▶ [What to work on] Count every line that has "bisogna" in it and give the total, nothing more.

▶ [Listing]
========

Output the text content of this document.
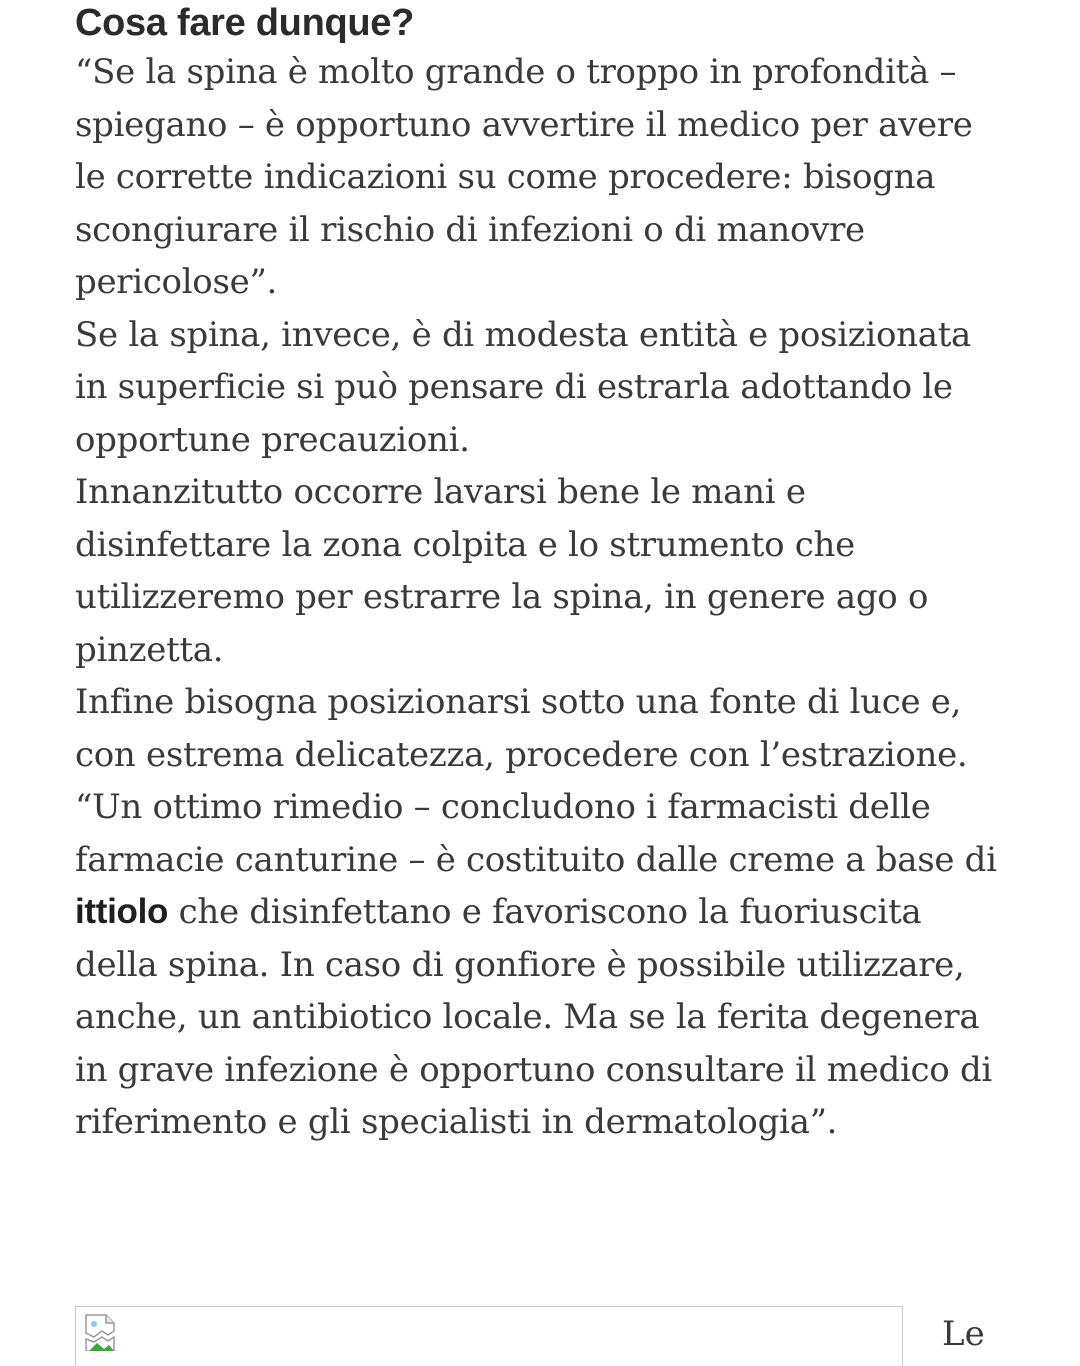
Cosa fare dunque?
“Se la spina è molto grande o troppo in profondità – spiegano – è opportuno avvertire il medico per avere le corrette indicazioni su come procedere: bisogna scongiurare il rischio di infezioni o di manovre pericolose”.
Se la spina, invece, è di modesta entità e posizionata in superficie si può pensare di estrarla adottando le opportune precauzioni.
Innanzitutto occorre lavarsi bene le mani e disinfettare la zona colpita e lo strumento che utilizzeremo per estrarre la spina, in genere ago o pinzetta.
Infine bisogna posizionarsi sotto una fonte di luce e, con estrema delicatezza, procedere con l’estrazione.
“Un ottimo rimedio – concludono i farmacisti delle farmacie canturine – è costituito dalle creme a base di ittiolo che disinfettano e favoriscono la fuoriuscita della spina. In caso di gonfiore è possibile utilizzare, anche, un antibiotico locale. Ma se la ferita degenera in grave infezione è opportuno consultare il medico di riferimento e gli specialisti in dermatologia”.
Le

========

▶ [Task response] 2